> What you will do: Keep the pictures out and restate every record exactly.

> Records for the task:

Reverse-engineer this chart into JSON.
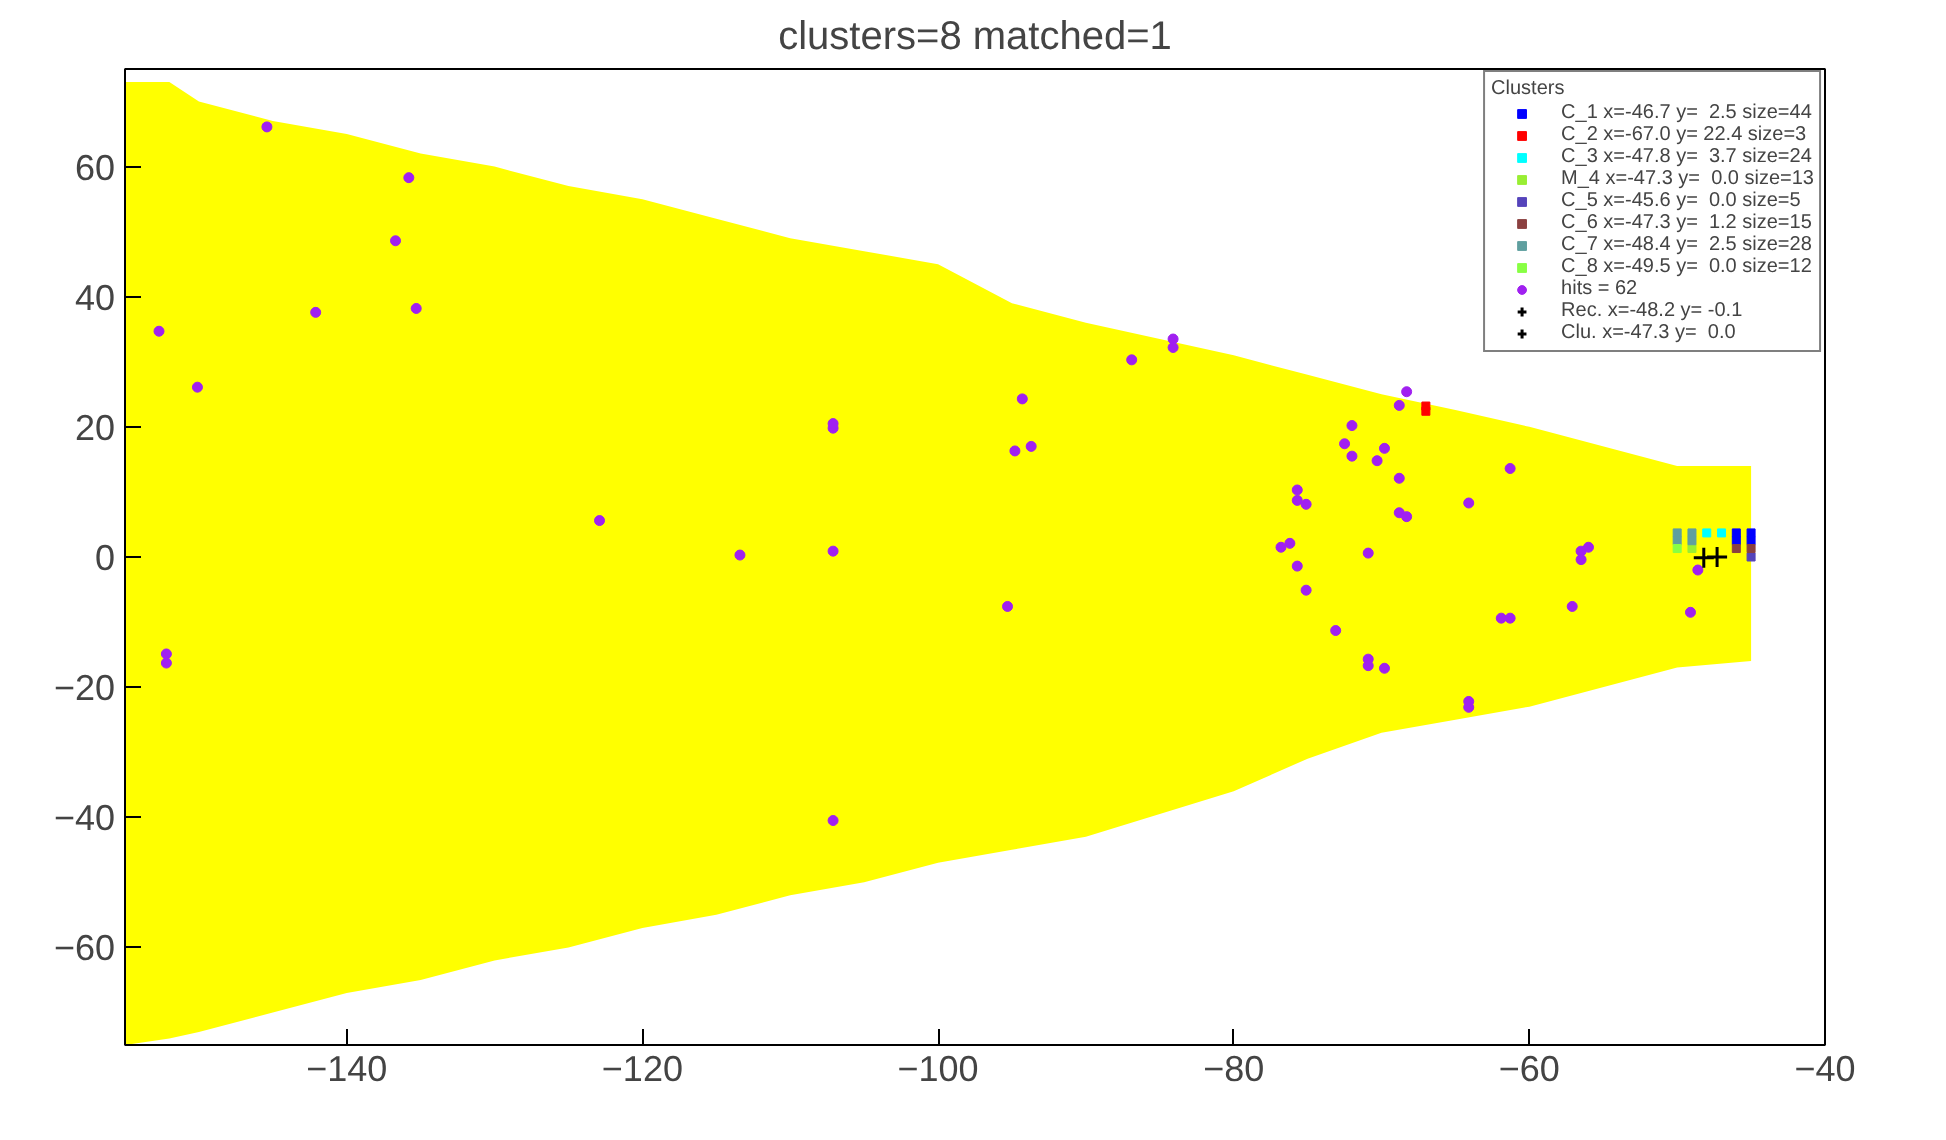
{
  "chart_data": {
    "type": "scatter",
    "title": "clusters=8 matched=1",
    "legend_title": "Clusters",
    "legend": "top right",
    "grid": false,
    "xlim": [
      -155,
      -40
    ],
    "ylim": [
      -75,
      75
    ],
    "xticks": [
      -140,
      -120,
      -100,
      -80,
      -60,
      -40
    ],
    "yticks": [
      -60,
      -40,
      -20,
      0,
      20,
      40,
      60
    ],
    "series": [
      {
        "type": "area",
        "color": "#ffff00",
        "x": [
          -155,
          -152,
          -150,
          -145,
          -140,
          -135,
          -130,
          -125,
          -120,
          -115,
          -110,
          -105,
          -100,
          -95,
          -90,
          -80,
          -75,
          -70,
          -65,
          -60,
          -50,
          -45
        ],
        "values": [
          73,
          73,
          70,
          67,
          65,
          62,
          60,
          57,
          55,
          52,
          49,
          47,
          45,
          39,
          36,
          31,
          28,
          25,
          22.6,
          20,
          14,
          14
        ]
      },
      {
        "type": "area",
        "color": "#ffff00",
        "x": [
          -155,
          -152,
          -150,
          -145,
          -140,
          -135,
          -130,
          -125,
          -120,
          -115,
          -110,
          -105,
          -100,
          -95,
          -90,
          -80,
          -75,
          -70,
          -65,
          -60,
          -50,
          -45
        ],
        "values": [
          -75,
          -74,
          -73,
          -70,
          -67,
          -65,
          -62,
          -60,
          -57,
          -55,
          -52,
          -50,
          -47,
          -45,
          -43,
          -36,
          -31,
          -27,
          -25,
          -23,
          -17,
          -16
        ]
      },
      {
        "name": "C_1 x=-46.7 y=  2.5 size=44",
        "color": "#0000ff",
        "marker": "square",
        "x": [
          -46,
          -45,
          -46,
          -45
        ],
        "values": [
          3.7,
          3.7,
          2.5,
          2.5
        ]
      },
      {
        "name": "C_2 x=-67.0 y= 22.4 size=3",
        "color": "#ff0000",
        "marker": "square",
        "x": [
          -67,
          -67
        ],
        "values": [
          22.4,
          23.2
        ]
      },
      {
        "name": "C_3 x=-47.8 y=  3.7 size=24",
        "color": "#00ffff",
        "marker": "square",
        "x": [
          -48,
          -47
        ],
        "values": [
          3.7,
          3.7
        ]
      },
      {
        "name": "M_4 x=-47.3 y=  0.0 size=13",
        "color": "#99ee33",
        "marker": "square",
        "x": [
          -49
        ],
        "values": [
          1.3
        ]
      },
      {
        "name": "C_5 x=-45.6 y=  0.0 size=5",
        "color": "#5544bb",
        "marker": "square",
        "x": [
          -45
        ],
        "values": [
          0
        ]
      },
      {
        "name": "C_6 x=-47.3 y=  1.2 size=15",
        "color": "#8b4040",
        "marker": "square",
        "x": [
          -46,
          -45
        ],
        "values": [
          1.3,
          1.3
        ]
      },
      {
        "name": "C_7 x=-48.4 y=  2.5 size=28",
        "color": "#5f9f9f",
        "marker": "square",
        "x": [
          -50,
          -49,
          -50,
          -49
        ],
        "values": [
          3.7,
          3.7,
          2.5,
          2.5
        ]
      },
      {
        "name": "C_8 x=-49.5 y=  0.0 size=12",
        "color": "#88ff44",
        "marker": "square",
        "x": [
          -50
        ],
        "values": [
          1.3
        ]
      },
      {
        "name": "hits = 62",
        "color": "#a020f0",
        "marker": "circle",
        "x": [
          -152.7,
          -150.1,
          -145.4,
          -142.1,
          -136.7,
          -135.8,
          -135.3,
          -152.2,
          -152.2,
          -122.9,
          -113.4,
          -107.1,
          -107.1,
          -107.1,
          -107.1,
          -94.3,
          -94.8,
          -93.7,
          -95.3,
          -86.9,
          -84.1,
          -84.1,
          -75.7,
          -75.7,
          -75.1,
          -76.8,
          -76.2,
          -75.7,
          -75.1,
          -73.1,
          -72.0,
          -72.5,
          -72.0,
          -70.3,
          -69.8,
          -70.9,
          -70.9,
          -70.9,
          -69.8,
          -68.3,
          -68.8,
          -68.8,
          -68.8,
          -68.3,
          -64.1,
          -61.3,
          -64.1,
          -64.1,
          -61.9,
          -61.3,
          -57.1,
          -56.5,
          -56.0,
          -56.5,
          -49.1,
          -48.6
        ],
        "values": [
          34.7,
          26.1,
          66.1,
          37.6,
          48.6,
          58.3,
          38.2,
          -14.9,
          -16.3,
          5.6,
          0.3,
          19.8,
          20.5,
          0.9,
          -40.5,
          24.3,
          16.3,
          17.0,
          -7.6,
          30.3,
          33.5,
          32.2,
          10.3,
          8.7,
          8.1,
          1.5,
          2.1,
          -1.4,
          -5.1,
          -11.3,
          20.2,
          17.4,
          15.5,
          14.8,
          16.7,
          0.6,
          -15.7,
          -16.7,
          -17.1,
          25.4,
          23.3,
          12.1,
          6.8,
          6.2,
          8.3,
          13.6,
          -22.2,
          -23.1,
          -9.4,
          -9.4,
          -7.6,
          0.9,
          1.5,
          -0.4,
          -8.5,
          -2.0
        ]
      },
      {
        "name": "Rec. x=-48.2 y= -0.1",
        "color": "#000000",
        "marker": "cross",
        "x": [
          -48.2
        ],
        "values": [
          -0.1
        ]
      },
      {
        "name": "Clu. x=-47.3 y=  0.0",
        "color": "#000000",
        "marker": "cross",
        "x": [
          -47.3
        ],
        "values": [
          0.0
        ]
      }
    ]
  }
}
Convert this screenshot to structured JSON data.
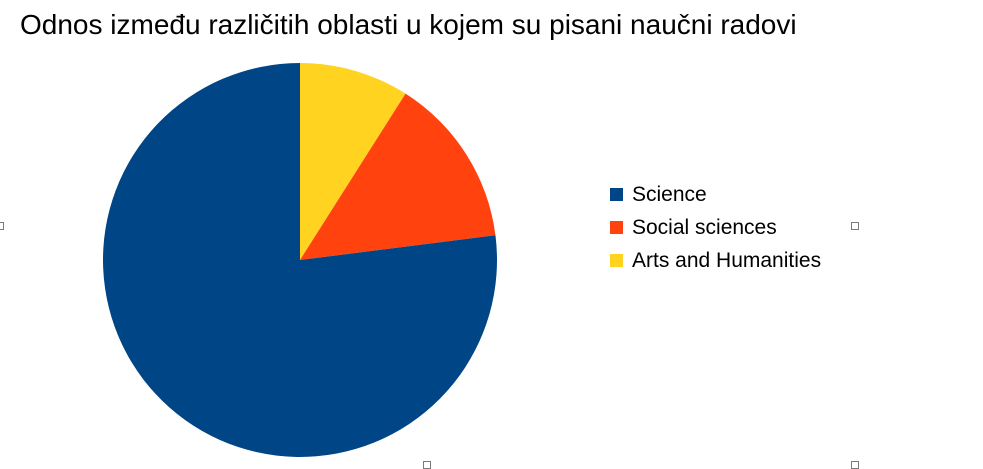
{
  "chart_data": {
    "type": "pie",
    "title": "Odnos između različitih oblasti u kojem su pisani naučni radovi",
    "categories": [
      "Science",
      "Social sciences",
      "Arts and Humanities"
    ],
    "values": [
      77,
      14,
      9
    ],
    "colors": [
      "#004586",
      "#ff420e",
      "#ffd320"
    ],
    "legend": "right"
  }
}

> Result of the task:
Reverse-engineer this chart into JSON.
{
  "chart_data": {
    "type": "scatter",
    "title": "clusters=8 matched=1",
    "legend_title": "Clusters",
    "legend": "top right",
    "grid": false,
    "xlim": [
      -155,
      -40
    ],
    "ylim": [
      -75,
      75
    ],
    "xticks": [
      -140,
      -120,
      -100,
      -80,
      -60,
      -40
    ],
    "yticks": [
      -60,
      -40,
      -20,
      0,
      20,
      40,
      60
    ],
    "series": [
      {
        "type": "area",
        "color": "#ffff00",
        "x": [
          -155,
          -152,
          -150,
          -145,
          -140,
          -135,
          -130,
          -125,
          -120,
          -115,
          -110,
          -105,
          -100,
          -95,
          -90,
          -80,
          -75,
          -70,
          -65,
          -60,
          -50,
          -45
        ],
        "values": [
          73,
          73,
          70,
          67,
          65,
          62,
          60,
          57,
          55,
          52,
          49,
          47,
          45,
          39,
          36,
          31,
          28,
          25,
          22.6,
          20,
          14,
          14
        ]
      },
      {
        "type": "area",
        "color": "#ffff00",
        "x": [
          -155,
          -152,
          -150,
          -145,
          -140,
          -135,
          -130,
          -125,
          -120,
          -115,
          -110,
          -105,
          -100,
          -95,
          -90,
          -80,
          -75,
          -70,
          -65,
          -60,
          -50,
          -45
        ],
        "values": [
          -75,
          -74,
          -73,
          -70,
          -67,
          -65,
          -62,
          -60,
          -57,
          -55,
          -52,
          -50,
          -47,
          -45,
          -43,
          -36,
          -31,
          -27,
          -25,
          -23,
          -17,
          -16
        ]
      },
      {
        "name": "C_1 x=-46.7 y=  2.5 size=44",
        "color": "#0000ff",
        "marker": "square",
        "x": [
          -46,
          -45,
          -46,
          -45
        ],
        "values": [
          3.7,
          3.7,
          2.5,
          2.5
        ]
      },
      {
        "name": "C_2 x=-67.0 y= 22.4 size=3",
        "color": "#ff0000",
        "marker": "square",
        "x": [
          -67,
          -67
        ],
        "values": [
          22.4,
          23.2
        ]
      },
      {
        "name": "C_3 x=-47.8 y=  3.7 size=24",
        "color": "#00ffff",
        "marker": "square",
        "x": [
          -48,
          -47
        ],
        "values": [
          3.7,
          3.7
        ]
      },
      {
        "name": "M_4 x=-47.3 y=  0.0 size=13",
        "color": "#99ee33",
        "marker": "square",
        "x": [
          -49
        ],
        "values": [
          1.3
        ]
      },
      {
        "name": "C_5 x=-45.6 y=  0.0 size=5",
        "color": "#5544bb",
        "marker": "square",
        "x": [
          -45
        ],
        "values": [
          0
        ]
      },
      {
        "name": "C_6 x=-47.3 y=  1.2 size=15",
        "color": "#8b4040",
        "marker": "square",
        "x": [
          -46,
          -45
        ],
        "values": [
          1.3,
          1.3
        ]
      },
      {
        "name": "C_7 x=-48.4 y=  2.5 size=28",
        "color": "#5f9f9f",
        "marker": "square",
        "x": [
          -50,
          -49,
          -50,
          -49
        ],
        "values": [
          3.7,
          3.7,
          2.5,
          2.5
        ]
      },
      {
        "name": "C_8 x=-49.5 y=  0.0 size=12",
        "color": "#88ff44",
        "marker": "square",
        "x": [
          -50
        ],
        "values": [
          1.3
        ]
      },
      {
        "name": "hits = 62",
        "color": "#a020f0",
        "marker": "circle",
        "x": [
          -152.7,
          -150.1,
          -145.4,
          -142.1,
          -136.7,
          -135.8,
          -135.3,
          -152.2,
          -152.2,
          -122.9,
          -113.4,
          -107.1,
          -107.1,
          -107.1,
          -107.1,
          -94.3,
          -94.8,
          -93.7,
          -95.3,
          -86.9,
          -84.1,
          -84.1,
          -75.7,
          -75.7,
          -75.1,
          -76.8,
          -76.2,
          -75.7,
          -75.1,
          -73.1,
          -72.0,
          -72.5,
          -72.0,
          -70.3,
          -69.8,
          -70.9,
          -70.9,
          -70.9,
          -69.8,
          -68.3,
          -68.8,
          -68.8,
          -68.8,
          -68.3,
          -64.1,
          -61.3,
          -64.1,
          -64.1,
          -61.9,
          -61.3,
          -57.1,
          -56.5,
          -56.0,
          -56.5,
          -49.1,
          -48.6
        ],
        "values": [
          34.7,
          26.1,
          66.1,
          37.6,
          48.6,
          58.3,
          38.2,
          -14.9,
          -16.3,
          5.6,
          0.3,
          19.8,
          20.5,
          0.9,
          -40.5,
          24.3,
          16.3,
          17.0,
          -7.6,
          30.3,
          33.5,
          32.2,
          10.3,
          8.7,
          8.1,
          1.5,
          2.1,
          -1.4,
          -5.1,
          -11.3,
          20.2,
          17.4,
          15.5,
          14.8,
          16.7,
          0.6,
          -15.7,
          -16.7,
          -17.1,
          25.4,
          23.3,
          12.1,
          6.8,
          6.2,
          8.3,
          13.6,
          -22.2,
          -23.1,
          -9.4,
          -9.4,
          -7.6,
          0.9,
          1.5,
          -0.4,
          -8.5,
          -2.0
        ]
      },
      {
        "name": "Rec. x=-48.2 y= -0.1",
        "color": "#000000",
        "marker": "cross",
        "x": [
          -48.2
        ],
        "values": [
          -0.1
        ]
      },
      {
        "name": "Clu. x=-47.3 y=  0.0",
        "color": "#000000",
        "marker": "cross",
        "x": [
          -47.3
        ],
        "values": [
          0.0
        ]
      }
    ]
  }
}
Convert this screenshot to structured JSON data.
{
  "chart_data": {
    "type": "pie",
    "title": "Odnos između različitih oblasti u kojem su pisani naučni radovi",
    "categories": [
      "Science",
      "Social sciences",
      "Arts and Humanities"
    ],
    "values": [
      77,
      14,
      9
    ],
    "colors": [
      "#004586",
      "#ff420e",
      "#ffd320"
    ],
    "legend": "right"
  }
}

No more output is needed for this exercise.